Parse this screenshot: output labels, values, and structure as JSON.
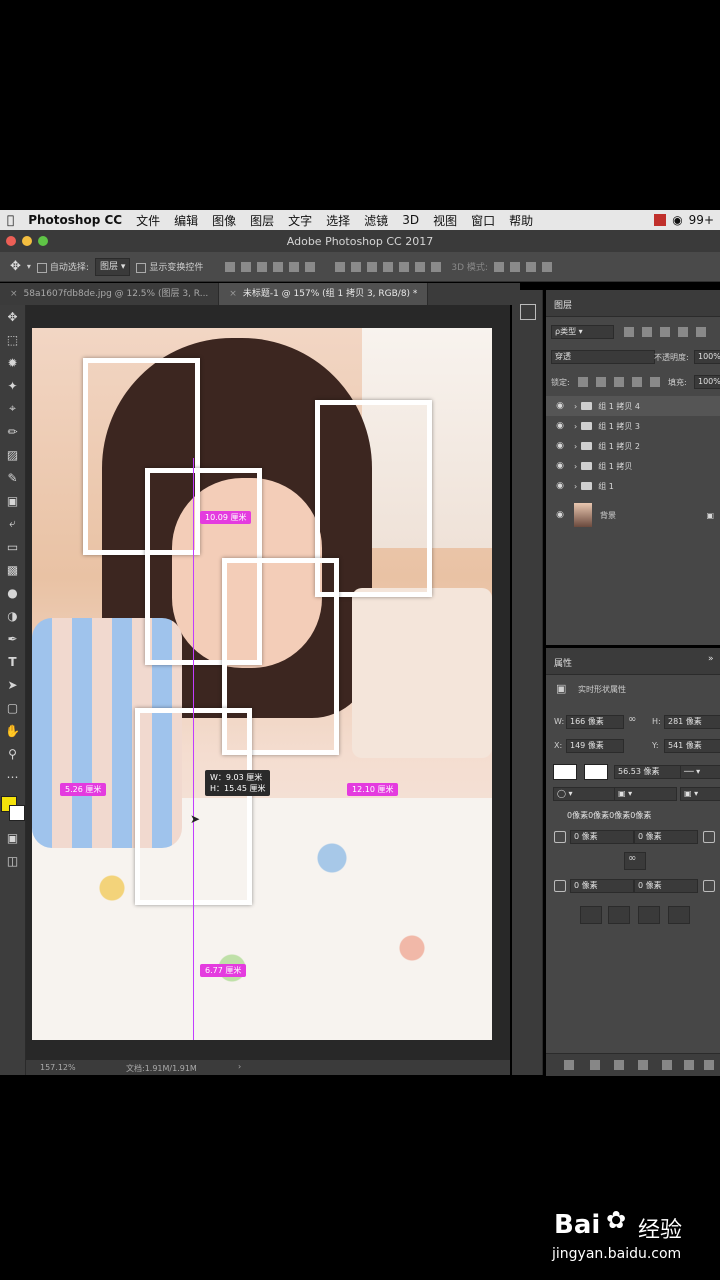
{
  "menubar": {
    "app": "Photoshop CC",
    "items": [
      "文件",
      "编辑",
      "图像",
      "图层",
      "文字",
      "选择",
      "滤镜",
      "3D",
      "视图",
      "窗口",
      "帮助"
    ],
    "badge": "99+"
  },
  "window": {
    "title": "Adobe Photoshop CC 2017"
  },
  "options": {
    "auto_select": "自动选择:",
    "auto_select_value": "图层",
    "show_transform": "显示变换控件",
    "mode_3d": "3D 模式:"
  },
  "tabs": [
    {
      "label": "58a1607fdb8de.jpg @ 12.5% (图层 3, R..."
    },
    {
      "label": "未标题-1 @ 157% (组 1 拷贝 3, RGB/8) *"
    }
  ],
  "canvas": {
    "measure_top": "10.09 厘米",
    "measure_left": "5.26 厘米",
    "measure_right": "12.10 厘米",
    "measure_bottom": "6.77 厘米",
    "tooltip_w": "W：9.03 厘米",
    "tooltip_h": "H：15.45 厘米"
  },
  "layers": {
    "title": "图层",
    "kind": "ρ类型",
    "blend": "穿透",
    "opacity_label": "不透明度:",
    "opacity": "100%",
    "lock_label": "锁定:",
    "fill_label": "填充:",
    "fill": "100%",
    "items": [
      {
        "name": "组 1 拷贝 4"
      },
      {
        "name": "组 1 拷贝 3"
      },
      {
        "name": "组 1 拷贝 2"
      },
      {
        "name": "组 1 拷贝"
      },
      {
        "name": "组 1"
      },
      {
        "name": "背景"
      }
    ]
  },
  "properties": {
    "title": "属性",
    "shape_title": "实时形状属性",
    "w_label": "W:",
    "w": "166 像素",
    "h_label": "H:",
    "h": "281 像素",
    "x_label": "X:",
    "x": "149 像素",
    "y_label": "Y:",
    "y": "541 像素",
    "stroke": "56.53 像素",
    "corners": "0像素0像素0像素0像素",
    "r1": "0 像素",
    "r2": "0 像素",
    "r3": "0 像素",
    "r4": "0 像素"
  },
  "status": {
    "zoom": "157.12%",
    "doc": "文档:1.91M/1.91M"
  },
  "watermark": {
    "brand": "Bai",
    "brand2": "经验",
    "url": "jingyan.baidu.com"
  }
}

- Task brief:
Your task is to retype all the entries exactly and leave out any pictures.

- Response to the task:
Parse this screenshot: output labels, values, and structure as JSON.
{
  "menubar": {
    "app": "Photoshop CC",
    "items": [
      "文件",
      "编辑",
      "图像",
      "图层",
      "文字",
      "选择",
      "滤镜",
      "3D",
      "视图",
      "窗口",
      "帮助"
    ],
    "badge": "99+"
  },
  "window": {
    "title": "Adobe Photoshop CC 2017"
  },
  "options": {
    "auto_select": "自动选择:",
    "auto_select_value": "图层",
    "show_transform": "显示变换控件",
    "mode_3d": "3D 模式:"
  },
  "tabs": [
    {
      "label": "58a1607fdb8de.jpg @ 12.5% (图层 3, R..."
    },
    {
      "label": "未标题-1 @ 157% (组 1 拷贝 3, RGB/8) *"
    }
  ],
  "canvas": {
    "measure_top": "10.09 厘米",
    "measure_left": "5.26 厘米",
    "measure_right": "12.10 厘米",
    "measure_bottom": "6.77 厘米",
    "tooltip_w": "W：9.03 厘米",
    "tooltip_h": "H：15.45 厘米"
  },
  "layers": {
    "title": "图层",
    "kind": "ρ类型",
    "blend": "穿透",
    "opacity_label": "不透明度:",
    "opacity": "100%",
    "lock_label": "锁定:",
    "fill_label": "填充:",
    "fill": "100%",
    "items": [
      {
        "name": "组 1 拷贝 4"
      },
      {
        "name": "组 1 拷贝 3"
      },
      {
        "name": "组 1 拷贝 2"
      },
      {
        "name": "组 1 拷贝"
      },
      {
        "name": "组 1"
      },
      {
        "name": "背景"
      }
    ]
  },
  "properties": {
    "title": "属性",
    "shape_title": "实时形状属性",
    "w_label": "W:",
    "w": "166 像素",
    "h_label": "H:",
    "h": "281 像素",
    "x_label": "X:",
    "x": "149 像素",
    "y_label": "Y:",
    "y": "541 像素",
    "stroke": "56.53 像素",
    "corners": "0像素0像素0像素0像素",
    "r1": "0 像素",
    "r2": "0 像素",
    "r3": "0 像素",
    "r4": "0 像素"
  },
  "status": {
    "zoom": "157.12%",
    "doc": "文档:1.91M/1.91M"
  },
  "watermark": {
    "brand": "Bai",
    "brand2": "经验",
    "url": "jingyan.baidu.com"
  }
}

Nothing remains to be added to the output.